Problem to solve — Quote the listing below in its entirety, omitting every image.

Information provided —
■ ■ ■

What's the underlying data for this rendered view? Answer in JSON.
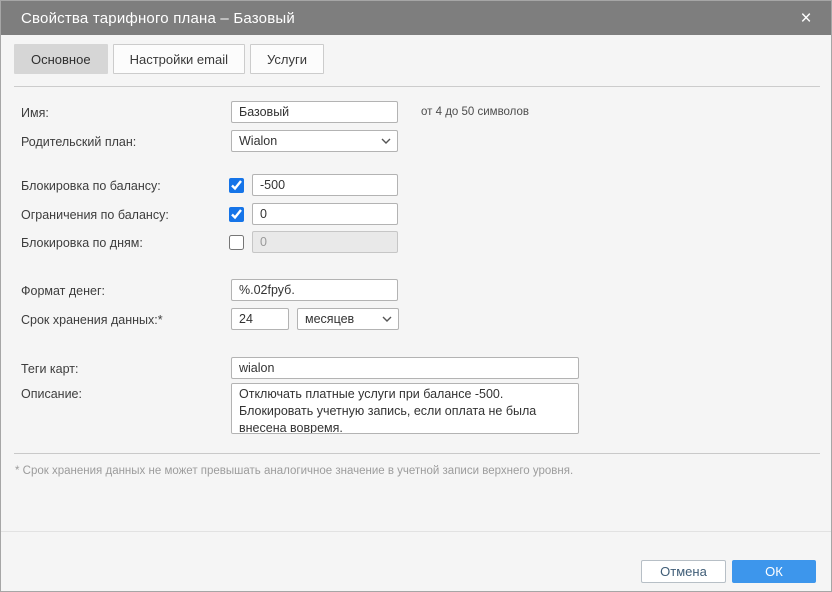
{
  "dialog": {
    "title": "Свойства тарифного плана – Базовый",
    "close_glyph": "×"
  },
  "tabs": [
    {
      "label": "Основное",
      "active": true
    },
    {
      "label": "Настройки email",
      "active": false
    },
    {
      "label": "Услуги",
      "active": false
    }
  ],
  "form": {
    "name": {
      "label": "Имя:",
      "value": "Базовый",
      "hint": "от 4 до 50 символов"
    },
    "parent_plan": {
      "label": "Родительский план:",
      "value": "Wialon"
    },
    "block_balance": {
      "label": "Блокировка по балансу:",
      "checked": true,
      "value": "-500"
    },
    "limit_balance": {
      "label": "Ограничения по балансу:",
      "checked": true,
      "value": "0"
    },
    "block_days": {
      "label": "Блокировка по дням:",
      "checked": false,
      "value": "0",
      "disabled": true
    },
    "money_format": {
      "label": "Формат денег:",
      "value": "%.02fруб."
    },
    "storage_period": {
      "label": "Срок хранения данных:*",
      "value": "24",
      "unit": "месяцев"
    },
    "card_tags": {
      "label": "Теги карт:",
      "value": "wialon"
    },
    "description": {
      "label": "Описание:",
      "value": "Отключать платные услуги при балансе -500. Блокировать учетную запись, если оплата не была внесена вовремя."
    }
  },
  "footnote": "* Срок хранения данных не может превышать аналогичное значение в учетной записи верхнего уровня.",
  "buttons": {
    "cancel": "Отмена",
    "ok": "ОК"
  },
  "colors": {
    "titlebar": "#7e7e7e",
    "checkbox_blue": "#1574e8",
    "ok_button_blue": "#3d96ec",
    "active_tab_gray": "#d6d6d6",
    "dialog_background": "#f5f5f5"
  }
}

■ ■ ■

Answer —
What's the underlying data for this rendered view? Answer in JSON.
{
  "dialog": {
    "title": "Свойства тарифного плана – Базовый",
    "close_glyph": "×"
  },
  "tabs": [
    {
      "label": "Основное",
      "active": true
    },
    {
      "label": "Настройки email",
      "active": false
    },
    {
      "label": "Услуги",
      "active": false
    }
  ],
  "form": {
    "name": {
      "label": "Имя:",
      "value": "Базовый",
      "hint": "от 4 до 50 символов"
    },
    "parent_plan": {
      "label": "Родительский план:",
      "value": "Wialon"
    },
    "block_balance": {
      "label": "Блокировка по балансу:",
      "checked": true,
      "value": "-500"
    },
    "limit_balance": {
      "label": "Ограничения по балансу:",
      "checked": true,
      "value": "0"
    },
    "block_days": {
      "label": "Блокировка по дням:",
      "checked": false,
      "value": "0",
      "disabled": true
    },
    "money_format": {
      "label": "Формат денег:",
      "value": "%.02fруб."
    },
    "storage_period": {
      "label": "Срок хранения данных:*",
      "value": "24",
      "unit": "месяцев"
    },
    "card_tags": {
      "label": "Теги карт:",
      "value": "wialon"
    },
    "description": {
      "label": "Описание:",
      "value": "Отключать платные услуги при балансе -500. Блокировать учетную запись, если оплата не была внесена вовремя."
    }
  },
  "footnote": "* Срок хранения данных не может превышать аналогичное значение в учетной записи верхнего уровня.",
  "buttons": {
    "cancel": "Отмена",
    "ok": "ОК"
  },
  "colors": {
    "titlebar": "#7e7e7e",
    "checkbox_blue": "#1574e8",
    "ok_button_blue": "#3d96ec",
    "active_tab_gray": "#d6d6d6",
    "dialog_background": "#f5f5f5"
  }
}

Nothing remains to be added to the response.